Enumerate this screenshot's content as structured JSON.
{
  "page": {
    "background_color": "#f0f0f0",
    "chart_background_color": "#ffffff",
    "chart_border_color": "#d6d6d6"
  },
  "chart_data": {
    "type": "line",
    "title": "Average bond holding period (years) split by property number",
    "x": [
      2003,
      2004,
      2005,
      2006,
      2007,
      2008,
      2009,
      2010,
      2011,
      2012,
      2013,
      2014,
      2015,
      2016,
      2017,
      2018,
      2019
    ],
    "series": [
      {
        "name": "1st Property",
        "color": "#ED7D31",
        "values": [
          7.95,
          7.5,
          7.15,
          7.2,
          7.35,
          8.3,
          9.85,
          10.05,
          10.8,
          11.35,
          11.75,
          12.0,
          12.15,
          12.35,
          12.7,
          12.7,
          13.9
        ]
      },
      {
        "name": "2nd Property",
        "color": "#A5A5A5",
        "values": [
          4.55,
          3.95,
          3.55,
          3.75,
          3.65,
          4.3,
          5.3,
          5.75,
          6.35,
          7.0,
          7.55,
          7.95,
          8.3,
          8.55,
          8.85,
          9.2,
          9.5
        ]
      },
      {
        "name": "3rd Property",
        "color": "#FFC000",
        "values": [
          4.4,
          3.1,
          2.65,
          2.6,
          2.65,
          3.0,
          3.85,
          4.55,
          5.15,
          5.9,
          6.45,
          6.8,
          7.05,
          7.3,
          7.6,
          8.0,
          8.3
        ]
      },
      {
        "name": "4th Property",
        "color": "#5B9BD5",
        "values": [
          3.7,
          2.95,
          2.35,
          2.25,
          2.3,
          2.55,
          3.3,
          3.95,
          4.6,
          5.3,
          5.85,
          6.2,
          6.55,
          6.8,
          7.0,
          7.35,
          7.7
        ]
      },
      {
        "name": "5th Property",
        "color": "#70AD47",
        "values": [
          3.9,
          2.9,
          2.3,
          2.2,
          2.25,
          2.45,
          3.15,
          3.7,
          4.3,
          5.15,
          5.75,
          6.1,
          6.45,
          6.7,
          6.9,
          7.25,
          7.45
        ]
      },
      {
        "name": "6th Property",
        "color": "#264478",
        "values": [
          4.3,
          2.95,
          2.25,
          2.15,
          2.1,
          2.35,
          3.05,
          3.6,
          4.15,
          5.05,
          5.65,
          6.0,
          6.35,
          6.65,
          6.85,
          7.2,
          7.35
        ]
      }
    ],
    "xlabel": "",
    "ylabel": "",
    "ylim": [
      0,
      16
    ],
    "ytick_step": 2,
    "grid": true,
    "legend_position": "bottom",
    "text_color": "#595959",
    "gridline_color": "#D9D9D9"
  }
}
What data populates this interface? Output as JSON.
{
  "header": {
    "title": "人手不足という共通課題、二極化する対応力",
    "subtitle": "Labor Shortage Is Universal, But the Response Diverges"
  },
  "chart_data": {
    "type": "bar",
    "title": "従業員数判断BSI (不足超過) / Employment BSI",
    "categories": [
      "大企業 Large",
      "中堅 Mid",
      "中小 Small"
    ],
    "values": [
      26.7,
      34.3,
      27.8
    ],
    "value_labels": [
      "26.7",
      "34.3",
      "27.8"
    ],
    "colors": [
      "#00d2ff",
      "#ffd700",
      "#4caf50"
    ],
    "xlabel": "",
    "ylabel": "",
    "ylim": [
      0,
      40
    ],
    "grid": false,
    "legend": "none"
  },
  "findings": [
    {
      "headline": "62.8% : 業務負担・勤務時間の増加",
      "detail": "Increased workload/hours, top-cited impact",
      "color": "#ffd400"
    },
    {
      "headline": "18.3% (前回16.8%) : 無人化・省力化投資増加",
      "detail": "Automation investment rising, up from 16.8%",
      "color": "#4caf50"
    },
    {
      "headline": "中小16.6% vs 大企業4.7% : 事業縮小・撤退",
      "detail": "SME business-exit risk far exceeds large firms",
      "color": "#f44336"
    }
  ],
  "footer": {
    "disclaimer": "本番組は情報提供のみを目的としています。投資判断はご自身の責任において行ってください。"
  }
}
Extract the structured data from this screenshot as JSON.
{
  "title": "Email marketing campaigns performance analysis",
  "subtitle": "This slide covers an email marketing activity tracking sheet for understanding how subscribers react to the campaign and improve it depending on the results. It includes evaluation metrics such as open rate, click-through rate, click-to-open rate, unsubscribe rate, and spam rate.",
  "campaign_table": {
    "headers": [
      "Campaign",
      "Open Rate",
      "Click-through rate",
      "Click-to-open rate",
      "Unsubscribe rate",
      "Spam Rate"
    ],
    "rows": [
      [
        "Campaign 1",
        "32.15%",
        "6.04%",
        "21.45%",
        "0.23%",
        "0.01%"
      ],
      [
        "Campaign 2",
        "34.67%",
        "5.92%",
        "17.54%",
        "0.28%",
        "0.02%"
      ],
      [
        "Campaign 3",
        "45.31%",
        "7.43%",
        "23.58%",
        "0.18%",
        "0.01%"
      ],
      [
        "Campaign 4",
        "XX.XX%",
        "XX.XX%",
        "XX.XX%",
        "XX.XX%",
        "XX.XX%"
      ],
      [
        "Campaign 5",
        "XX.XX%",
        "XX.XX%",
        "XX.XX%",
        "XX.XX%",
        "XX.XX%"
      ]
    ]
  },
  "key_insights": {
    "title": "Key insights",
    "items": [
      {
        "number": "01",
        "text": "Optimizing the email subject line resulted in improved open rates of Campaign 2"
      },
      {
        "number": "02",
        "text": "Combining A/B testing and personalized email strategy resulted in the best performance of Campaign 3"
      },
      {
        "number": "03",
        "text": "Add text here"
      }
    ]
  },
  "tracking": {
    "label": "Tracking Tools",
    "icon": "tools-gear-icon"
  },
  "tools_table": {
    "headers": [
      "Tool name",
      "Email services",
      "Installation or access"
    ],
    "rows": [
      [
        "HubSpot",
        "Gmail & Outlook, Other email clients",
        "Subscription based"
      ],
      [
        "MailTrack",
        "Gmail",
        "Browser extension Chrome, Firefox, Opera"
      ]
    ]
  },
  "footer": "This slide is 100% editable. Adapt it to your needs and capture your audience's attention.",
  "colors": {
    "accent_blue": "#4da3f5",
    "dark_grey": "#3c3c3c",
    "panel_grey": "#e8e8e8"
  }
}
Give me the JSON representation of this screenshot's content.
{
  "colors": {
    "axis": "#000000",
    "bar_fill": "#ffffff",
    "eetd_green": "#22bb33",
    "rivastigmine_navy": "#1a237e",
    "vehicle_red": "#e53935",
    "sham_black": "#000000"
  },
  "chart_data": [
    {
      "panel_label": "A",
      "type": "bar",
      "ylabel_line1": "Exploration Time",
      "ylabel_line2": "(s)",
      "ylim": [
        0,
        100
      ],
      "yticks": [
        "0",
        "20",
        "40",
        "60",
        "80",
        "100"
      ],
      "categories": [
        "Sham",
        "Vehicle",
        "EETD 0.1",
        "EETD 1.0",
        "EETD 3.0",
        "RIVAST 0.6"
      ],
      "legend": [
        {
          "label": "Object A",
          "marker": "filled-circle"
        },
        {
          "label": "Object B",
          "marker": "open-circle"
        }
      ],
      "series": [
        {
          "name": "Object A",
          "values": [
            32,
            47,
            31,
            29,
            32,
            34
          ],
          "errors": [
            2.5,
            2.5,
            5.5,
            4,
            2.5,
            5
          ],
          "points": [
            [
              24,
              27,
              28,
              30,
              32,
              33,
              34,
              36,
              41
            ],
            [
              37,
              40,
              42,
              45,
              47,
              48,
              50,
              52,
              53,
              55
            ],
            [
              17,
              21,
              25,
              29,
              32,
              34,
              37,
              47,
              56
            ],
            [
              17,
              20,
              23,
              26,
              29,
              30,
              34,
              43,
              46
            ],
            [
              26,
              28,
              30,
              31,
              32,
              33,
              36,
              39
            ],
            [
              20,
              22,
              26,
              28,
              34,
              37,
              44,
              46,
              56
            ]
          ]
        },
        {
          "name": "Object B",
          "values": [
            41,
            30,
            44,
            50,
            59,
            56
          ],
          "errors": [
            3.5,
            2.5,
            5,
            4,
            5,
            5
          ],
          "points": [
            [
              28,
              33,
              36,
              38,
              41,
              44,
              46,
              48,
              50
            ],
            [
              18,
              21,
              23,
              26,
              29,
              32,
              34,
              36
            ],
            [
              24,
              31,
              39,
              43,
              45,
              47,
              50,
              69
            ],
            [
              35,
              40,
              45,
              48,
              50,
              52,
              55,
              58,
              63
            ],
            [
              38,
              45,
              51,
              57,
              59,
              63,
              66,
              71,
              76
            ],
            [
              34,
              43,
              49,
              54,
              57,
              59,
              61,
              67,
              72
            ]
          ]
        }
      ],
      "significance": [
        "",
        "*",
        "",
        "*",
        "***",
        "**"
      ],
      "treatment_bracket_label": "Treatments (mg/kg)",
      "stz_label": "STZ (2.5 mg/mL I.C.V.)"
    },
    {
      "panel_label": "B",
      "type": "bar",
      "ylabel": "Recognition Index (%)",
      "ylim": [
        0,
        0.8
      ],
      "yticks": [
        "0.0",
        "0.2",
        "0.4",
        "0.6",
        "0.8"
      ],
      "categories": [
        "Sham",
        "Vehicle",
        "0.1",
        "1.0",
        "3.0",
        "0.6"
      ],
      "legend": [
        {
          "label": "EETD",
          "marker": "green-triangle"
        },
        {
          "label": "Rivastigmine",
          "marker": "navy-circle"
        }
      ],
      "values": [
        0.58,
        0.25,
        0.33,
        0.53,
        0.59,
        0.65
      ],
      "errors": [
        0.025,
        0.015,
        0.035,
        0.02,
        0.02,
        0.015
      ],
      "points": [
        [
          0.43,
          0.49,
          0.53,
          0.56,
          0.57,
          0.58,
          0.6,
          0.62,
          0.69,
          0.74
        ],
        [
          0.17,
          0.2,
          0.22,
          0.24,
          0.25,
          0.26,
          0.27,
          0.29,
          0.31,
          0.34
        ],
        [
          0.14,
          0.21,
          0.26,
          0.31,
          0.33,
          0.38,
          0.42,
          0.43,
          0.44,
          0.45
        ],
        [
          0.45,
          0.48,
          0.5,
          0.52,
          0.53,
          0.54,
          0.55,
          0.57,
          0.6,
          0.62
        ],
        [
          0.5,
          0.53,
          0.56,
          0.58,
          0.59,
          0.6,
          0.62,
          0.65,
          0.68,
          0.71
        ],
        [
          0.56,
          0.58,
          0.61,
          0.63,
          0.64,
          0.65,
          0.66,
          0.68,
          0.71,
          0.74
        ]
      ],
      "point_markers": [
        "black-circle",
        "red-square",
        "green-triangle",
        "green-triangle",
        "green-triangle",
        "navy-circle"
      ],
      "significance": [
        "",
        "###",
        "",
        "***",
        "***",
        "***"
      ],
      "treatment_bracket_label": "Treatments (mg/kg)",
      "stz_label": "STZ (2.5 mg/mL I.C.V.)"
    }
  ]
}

★ ★ ★ ★ ★

Exercise >>
Identify and copy lines that hold the string "structured".

Output below >>
Enumerate this screenshot's content as structured JSON.
Extract the structured data from this screenshot as JSON.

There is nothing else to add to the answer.